* TASK TO CARRY OUT: Reproduce all of the data exactly, with no line skipped.

--- START OF INPUT ---

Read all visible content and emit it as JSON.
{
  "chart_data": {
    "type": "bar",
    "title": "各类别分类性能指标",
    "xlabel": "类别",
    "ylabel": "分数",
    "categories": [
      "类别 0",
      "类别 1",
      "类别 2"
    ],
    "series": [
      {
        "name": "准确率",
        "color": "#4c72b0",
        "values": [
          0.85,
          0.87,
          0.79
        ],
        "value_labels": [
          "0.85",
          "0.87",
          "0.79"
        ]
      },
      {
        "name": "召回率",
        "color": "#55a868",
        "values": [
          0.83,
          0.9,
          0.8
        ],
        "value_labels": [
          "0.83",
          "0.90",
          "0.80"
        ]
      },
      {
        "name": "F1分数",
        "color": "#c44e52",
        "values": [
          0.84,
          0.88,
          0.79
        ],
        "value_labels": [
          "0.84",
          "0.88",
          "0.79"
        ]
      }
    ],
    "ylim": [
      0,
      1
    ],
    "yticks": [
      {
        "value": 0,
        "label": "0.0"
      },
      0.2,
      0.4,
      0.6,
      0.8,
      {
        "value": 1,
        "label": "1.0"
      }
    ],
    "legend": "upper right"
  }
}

--- END OF INPUT ---

* SOLUTION TO THIS PROBLEM:
Read all visible content and emit it as JSON.
{
  "chart_data": {
    "type": "bar",
    "title": "各类别分类性能指标",
    "xlabel": "类别",
    "ylabel": "分数",
    "categories": [
      "类别 0",
      "类别 1",
      "类别 2"
    ],
    "series": [
      {
        "name": "准确率",
        "color": "#4c72b0",
        "values": [
          0.85,
          0.87,
          0.79
        ],
        "value_labels": [
          "0.85",
          "0.87",
          "0.79"
        ]
      },
      {
        "name": "召回率",
        "color": "#55a868",
        "values": [
          0.83,
          0.9,
          0.8
        ],
        "value_labels": [
          "0.83",
          "0.90",
          "0.80"
        ]
      },
      {
        "name": "F1分数",
        "color": "#c44e52",
        "values": [
          0.84,
          0.88,
          0.79
        ],
        "value_labels": [
          "0.84",
          "0.88",
          "0.79"
        ]
      }
    ],
    "ylim": [
      0,
      1
    ],
    "yticks": [
      {
        "value": 0,
        "label": "0.0"
      },
      0.2,
      0.4,
      0.6,
      0.8,
      {
        "value": 1,
        "label": "1.0"
      }
    ],
    "legend": "upper right"
  }
}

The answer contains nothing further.